把下方解题报告中从“#define mod 1000000007”起到“int find(int x)”止的那一段，一字不改地重新写出来。

引用段落>
◇ ◇ ◇ ◇ ◇

HDU 1272 小希的迷宫 解题报告
解题思路:这题不难,但是有坑的地方。字面理解题意,解题只需要比较每次输入的两个数的祖先,如果不等,将其连接,如果相等,那么必然成环,即输出NO。然而还不止如此,因为题目还要求每两个节点都能连接上,所以图不能是森林,即不能有两个根节点。想到这为止,就可以了。
#include <stdio.h>
#include<iostream>
#include <algorithm>
#include<string.h>
#pragma warning(disable:4996)
#define mod 1000000007
#define ll unsigned long long
const int N = 100005;
using namespace std;
int father[N], visit[N];
int mx;
int mi;
int flag;
int find(int x)
{
if (father[x] == x)
return x;
return father[x] = find(father[x]);
}
void judge()
{
int cnt = 0;
for (int i = mi; i <= mx; i++)
{
if (visit[i] && i == find(i))//不能有两个根节点
{
cnt++;
if (cnt > 1)
{
flag = 1;
return;
}
}
}
}
int main()
{
int a, b;
for (int i = 1; i < N; i++)
{
father[i] = i;
}
mi = 1000010;
while (scanf("%d%d", &a, &b))
{
if (a == -1 && b == -1)
{
return 0;
}
if (a == 0 && b == 0)
{
judge();
if (flag)
{
printf("No\n");
}
else
{
printf("Yes\n");
}
for (int i = 1; i < N; i++)
{
father[i] = i;
}
memset(visit, 0, sizeof(visit));
flag = 0;
mx = 0;
mi = 1000010;
continue;
}
mx = max(mx, max(a, b));
mi = min(mi, min(a, b));
visit[a] = 1;
visit[b] = 1;
if (flag)
{
continue;
}
int fa = find(a);
int fb = find(b);
if (fa == fb)
{
flag = true;
continue;
}
else
{
father[fa] = fb;
}
}
}

◇ ◇ ◇ ◇ ◇

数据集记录
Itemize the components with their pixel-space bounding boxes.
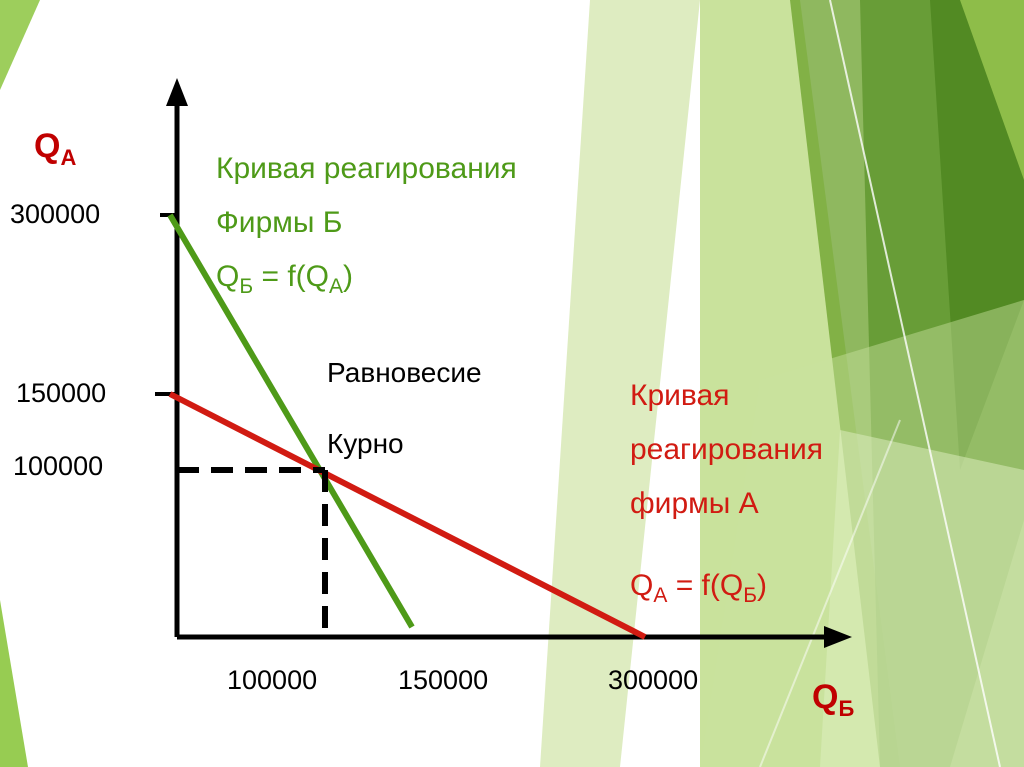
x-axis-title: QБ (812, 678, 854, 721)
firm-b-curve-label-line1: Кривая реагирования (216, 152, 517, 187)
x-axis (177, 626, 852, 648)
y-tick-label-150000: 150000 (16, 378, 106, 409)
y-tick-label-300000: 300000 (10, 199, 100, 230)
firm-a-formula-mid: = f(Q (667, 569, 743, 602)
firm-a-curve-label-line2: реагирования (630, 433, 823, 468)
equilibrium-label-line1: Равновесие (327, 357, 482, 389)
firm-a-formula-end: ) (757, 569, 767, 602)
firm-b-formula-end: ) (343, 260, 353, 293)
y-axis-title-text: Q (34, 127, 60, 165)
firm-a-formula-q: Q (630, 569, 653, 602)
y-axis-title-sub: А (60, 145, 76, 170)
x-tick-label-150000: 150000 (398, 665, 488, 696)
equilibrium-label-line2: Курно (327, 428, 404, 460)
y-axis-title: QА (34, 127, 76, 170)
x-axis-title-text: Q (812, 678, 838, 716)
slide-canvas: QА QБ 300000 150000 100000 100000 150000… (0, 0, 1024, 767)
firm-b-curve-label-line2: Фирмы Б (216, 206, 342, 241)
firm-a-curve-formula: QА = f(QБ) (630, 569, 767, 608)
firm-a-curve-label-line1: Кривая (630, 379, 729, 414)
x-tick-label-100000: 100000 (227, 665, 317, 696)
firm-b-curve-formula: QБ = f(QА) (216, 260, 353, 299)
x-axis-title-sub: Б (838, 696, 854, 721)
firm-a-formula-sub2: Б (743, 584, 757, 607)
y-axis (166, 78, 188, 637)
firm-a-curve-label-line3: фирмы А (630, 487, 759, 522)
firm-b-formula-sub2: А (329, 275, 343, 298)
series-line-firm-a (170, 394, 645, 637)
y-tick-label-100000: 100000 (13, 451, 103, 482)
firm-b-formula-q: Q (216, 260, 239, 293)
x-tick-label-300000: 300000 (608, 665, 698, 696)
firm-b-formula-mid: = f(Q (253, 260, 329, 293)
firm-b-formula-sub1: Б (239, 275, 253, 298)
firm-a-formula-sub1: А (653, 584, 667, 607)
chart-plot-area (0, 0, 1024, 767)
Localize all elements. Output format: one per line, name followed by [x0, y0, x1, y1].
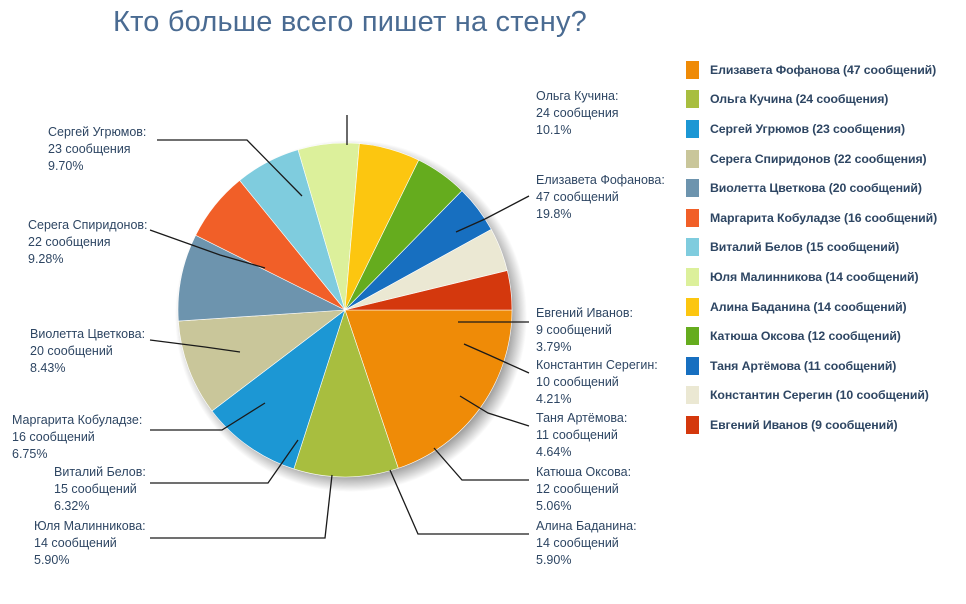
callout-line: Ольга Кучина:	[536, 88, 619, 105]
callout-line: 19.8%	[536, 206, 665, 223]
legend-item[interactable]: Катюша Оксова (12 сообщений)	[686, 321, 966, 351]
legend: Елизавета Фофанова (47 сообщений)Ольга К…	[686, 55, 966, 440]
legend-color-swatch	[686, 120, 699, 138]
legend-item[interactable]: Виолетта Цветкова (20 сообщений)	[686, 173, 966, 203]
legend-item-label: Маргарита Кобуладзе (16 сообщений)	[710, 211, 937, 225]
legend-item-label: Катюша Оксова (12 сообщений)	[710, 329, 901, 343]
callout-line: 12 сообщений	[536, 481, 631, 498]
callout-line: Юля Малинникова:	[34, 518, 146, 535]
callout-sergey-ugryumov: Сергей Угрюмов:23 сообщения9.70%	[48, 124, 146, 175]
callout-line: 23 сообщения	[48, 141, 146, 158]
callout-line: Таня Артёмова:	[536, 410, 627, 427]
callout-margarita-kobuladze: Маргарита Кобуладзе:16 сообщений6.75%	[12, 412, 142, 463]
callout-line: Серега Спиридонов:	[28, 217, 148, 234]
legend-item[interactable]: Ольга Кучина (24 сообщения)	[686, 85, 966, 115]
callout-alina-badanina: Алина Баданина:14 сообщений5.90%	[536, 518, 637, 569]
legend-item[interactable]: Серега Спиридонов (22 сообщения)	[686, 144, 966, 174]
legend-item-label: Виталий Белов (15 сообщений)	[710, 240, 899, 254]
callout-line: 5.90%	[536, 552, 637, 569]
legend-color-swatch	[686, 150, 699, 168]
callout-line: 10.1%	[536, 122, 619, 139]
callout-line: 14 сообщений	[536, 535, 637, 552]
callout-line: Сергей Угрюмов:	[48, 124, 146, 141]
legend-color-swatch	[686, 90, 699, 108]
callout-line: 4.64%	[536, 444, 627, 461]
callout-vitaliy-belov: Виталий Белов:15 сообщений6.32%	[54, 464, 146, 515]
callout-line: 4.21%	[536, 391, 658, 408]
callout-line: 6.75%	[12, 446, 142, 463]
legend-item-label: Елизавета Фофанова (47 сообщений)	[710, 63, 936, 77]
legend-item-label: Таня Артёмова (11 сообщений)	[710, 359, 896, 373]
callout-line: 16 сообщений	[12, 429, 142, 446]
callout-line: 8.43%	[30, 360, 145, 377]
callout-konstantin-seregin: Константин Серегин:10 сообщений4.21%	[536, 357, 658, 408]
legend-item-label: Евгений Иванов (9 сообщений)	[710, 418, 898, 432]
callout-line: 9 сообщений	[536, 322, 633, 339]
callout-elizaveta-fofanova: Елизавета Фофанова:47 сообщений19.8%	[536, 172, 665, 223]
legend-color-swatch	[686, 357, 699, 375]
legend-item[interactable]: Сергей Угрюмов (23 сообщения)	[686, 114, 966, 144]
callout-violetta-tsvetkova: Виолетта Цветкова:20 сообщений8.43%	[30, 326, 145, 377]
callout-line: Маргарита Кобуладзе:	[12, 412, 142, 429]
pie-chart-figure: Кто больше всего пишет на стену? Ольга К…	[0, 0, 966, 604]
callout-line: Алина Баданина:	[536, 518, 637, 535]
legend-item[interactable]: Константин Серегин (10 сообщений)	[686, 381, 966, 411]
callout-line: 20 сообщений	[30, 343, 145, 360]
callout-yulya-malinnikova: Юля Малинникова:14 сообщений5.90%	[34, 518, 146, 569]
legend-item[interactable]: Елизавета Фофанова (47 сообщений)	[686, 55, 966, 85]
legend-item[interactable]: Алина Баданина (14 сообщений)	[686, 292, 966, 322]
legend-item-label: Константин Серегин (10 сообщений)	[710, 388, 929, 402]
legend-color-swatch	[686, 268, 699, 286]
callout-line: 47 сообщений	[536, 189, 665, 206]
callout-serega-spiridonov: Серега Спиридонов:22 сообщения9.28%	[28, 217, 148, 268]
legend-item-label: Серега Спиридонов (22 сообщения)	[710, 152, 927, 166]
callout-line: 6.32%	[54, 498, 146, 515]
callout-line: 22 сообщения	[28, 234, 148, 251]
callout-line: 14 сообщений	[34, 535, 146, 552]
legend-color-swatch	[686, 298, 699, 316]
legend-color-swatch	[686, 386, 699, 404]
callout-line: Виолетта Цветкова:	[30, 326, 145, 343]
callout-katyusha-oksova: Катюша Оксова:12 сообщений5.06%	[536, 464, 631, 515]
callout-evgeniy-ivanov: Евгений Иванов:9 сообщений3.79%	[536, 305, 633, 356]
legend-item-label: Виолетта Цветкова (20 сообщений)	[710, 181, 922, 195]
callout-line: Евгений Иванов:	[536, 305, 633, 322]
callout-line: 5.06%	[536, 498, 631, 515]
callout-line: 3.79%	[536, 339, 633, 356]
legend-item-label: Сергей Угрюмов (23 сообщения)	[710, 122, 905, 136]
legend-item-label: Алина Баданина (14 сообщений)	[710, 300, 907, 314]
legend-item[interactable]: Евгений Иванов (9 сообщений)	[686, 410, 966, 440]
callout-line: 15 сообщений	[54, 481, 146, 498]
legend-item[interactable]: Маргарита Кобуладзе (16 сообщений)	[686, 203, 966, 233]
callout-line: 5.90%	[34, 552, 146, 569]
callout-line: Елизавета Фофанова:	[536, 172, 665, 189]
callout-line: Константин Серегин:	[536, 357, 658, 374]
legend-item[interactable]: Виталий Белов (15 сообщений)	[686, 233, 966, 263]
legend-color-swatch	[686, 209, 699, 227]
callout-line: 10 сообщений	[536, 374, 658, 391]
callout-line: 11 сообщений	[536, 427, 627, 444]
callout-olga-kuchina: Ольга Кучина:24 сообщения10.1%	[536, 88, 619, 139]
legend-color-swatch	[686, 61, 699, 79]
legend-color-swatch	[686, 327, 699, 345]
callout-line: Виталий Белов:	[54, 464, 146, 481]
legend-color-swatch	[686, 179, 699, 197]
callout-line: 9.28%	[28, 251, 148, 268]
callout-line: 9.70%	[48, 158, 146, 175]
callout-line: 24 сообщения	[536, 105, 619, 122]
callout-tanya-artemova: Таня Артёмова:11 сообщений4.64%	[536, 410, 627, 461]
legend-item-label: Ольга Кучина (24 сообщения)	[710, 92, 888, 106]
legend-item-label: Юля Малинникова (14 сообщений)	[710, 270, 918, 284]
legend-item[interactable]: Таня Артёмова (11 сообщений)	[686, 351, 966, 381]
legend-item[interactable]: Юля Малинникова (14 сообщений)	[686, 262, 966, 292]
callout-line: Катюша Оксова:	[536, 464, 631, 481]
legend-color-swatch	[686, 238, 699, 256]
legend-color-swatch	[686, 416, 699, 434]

◇ ◇ ◇ ◇ ◇

练习输出>
#define mod 1000000007
#define ll unsigned long long
const int N = 100005;
using namespace std;
int father[N], visit[N];
int mx;
int mi;
int flag;
int find(int x)